• _Excerpt_

What’s the process of getting a rape kit?

If somebody is sexually assaulted and they choose to go to a hospital, at that point, they would go in and meet with a sexual assault nurse examiner: they’re called “SANE’s.”

At that point, this individual is going to ask them to tell them everything that happened, they’re going to ask them to take off the clothes that they’re wearing and put them in a bag, and they’re gonna say, ‘Please give me every detail you can of the assault and what occurred,’ and they’re doing this because they need to be able to know where to look for every piece of forensic evidence that they can collect. Whether they need to scrape, photograph, use swabs on anything, that’s what they need to do.

After the person gives their entire detailed story, the nurse will then comb hair on their head, comb pubic hair, shine a blacklight on your skin to pick up any fluids or anything of that nature, take pictures of any bruises, scratches or anything of that nature, they’ll scrape under your fingernails, and then at that point they’ll usually do vaginal or of it’s sodomy they’ll do an anal exam where they’ll swab inside the vagina, swab inside the anus, or if it’s a male they’ll swab inside the penis.

A lot of times also, especially if it’s dealing with a woman, they will at that point offer them the option for antibiotics for STIs, and also emergency medical contraception if they would like it.

I’ve been in the room with survivors who have had rape kits that have been an hour and a half, and I’ve been in the rooms that have been four hours, it depends on every different assault, what has occurred, how much needs to be collected.They have to hold evidence for a year, and at that point, you have that time frame to decide whether or not you want to go forward with it.

When it comes to rape kits, people think you only have 12 to 24 hours to get it done, and that’s not true. You have up to five days to get a rape kit done. The longer you wait, you might have less evidence. But some people think, if they took a shower they can’t get a rape kit done, and no, that’s not true. You can still go and get a rape kit done. They’re not gonna probably have as much evidence as they would have, but there’s no reason that you can’t, especially if you have bruises or bites. And a lot of times, if you didn’t douche, there could be potential evidence in the vaginal area that was not washed away by a shower.

You mentioned a year that they can hold onto evidence. Does that tie into the statute of limitations?

They’re different. I know that the law enforcement, like police departments have to, by law, are required to hold rape kits for a year. From there, it depends on the police departments in different states. In the majority of states, the statute of limitations is seven years for sexual assault.

What do you think about the chances of false accusations and reporting?  

False accusations and false reporting are very low in this country. It’s just as low as any other major crime, and that’s what people don’t understand, they think it’s so high, especially since the Rolling Stone information came out, but it’s not. Depending on which statistics you look at, and which field research that’s been done, I think the highest I’ve ever seen is 8 percent, and the majority I see is between 2 and 5 percent.

During the time you’ve been a sexual assault advocate, what have you found to be some of the more common misconceptions surrounding sexual assault?

That men don’t get sexually assaulted. That it only happens to women.

People believe the majority of sexual assaults happen at night, but they happen just as much during the day. We’re just as alone and isolated during the day than we are at night, we just aren’t as afraid during the day, because we just have always been trained to look over our shoulder at night, but not during the day.

And I think some of the other big misconceptions are obviously that it’s somebody that you know that sexually assaults you. It’s not just a stranger lurking in the bushes. I think that can really shake people to their core.

The aspect of “it’s what you wear,” and that what you wear is going to affect whether or not you’re sexually assaulted; having been there in the hospital on many different occasions, it has never been the girl in the short skirt, it has never been that provocative outfit. It’s not about that.

• _Material shown_
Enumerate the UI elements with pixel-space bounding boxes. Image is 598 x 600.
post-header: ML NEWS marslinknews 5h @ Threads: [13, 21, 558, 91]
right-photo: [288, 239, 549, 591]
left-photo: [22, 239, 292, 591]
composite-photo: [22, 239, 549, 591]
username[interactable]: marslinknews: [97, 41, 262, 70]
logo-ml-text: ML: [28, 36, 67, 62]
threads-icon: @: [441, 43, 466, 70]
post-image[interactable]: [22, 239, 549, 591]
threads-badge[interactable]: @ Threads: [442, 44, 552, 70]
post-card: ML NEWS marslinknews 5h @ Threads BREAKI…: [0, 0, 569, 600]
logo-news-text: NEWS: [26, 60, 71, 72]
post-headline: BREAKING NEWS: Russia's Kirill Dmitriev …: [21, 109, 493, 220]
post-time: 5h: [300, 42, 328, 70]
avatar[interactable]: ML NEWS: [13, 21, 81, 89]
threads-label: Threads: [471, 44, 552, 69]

• _What you will do_
a) Duplicate the passage of the interview about rape kits from "During the time" up to and including "happens to women.".
b) In the interview about rape kits, how many days does a person have to get a rape kit done?

• _Solutions to the problems_
a)
During the time you’ve been a sexual assault advocate, what have you found to be some of the more common misconceptions surrounding sexual assault?

That men don’t get sexually assaulted. That it only happens to women.

b) Up to five days.